• [Texto em estudo]:

>>>

O raciocínio de Peterson foi o seguinte: Abel era pastor, uma profissão muito nobre para aqueles tempos, um verdadeiro herói da classe trabalhadora. Os atributos dos pastores incluíam saber se cuidar sozinho (símbolo de masculinidade), proteger o rebanho de predadores (símbolo da disposição à aventura), e ser sexualmente atraente para mulheres (que, segundo o psicólogo, são naturalmente atraídas por homens que vivem o perigo, mas podem ser convencidos a ter uma relação de longo prazo com alguém especial). Para agradar Deus, Abel se dispôs genuinamente a fazer um sacrifício, o que embute em si duas características fundamentais. Primeiro, é preciso colocar à mesa o que se tem de melhor. É isso que Deus espera de seus seguidores. Para isso, é preciso ter orgulho de suas virtudes, “não esconder a candeia sob o alqueire”, nos dizeres bíblicos.

Peterson traduz o sacrifício de Abel para uma linguagem mais próxima do coaching: se você age constantemente dando seu melhor, não pode colocar a culpa em nada se fracassar, só em si mesmo. É aí que está o verdadeiro sacrifício — e Abel foi recompensado por Deus, com mulheres e sucesso financeiro. Meritocracia pura. Foi nesse ideal, diz o psicólogo, que Michelangelo se inspirou para fazer seu David, que não teve vergonha de usar seus méritos para “lutar contra o gigantismo do Estado”. O público aplaudiu com veemência.

<<<

• [Lista de exercícios]:
(a) Segundo o texto em estudo, qual era a profissão de Abel?
(b) Imprima todo o trecho do texto em estudo que começa em “O raciocínio de” e desce até “nos dizeres bíblicos.”.

• [Trechos dos itens]:
>>>

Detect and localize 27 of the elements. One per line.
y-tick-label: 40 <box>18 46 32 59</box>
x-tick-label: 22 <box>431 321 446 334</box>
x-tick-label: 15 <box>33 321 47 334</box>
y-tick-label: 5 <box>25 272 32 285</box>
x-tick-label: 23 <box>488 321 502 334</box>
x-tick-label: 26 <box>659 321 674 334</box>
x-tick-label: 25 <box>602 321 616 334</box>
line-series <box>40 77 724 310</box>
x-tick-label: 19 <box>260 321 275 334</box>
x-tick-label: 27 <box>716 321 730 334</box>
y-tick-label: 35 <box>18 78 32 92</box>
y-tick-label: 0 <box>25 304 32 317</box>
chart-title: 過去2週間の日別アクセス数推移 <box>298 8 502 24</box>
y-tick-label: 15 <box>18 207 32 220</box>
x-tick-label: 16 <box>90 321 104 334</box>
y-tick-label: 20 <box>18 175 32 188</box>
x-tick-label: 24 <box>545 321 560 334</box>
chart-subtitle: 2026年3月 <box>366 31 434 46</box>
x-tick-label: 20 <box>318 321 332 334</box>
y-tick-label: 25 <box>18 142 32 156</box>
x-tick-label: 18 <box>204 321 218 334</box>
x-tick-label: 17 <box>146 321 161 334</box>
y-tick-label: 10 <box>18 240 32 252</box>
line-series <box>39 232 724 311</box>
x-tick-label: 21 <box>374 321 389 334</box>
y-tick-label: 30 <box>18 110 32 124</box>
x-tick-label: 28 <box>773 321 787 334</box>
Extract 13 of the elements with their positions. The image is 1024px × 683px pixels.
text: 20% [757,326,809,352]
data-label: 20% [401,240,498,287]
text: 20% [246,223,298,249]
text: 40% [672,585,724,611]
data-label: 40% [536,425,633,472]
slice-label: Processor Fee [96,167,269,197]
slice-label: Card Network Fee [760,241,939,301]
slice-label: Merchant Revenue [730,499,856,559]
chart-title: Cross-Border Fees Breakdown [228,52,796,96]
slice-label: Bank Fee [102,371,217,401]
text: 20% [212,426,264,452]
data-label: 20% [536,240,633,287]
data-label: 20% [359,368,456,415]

<<<

• [Respostas por tarefa]:
(a) Abel era pastor.

(b)
O raciocínio de Peterson foi o seguinte: Abel era pastor, uma profissão muito nobre para aqueles tempos, um verdadeiro herói da classe trabalhadora. Os atributos dos pastores incluíam saber se cuidar sozinho (símbolo de masculinidade), proteger o rebanho de predadores (símbolo da disposição à aventura), e ser sexualmente atraente para mulheres (que, segundo o psicólogo, são naturalmente atraídas por homens que vivem o perigo, mas podem ser convencidos a ter uma relação de longo prazo com alguém especial). Para agradar Deus, Abel se dispôs genuinamente a fazer um sacrifício, o que embute em si duas características fundamentais. Primeiro, é preciso colocar à mesa o que se tem de melhor. É isso que Deus espera de seus seguidores. Para isso, é preciso ter orgulho de suas virtudes, “não esconder a candeia sob o alqueire”, nos dizeres bíblicos.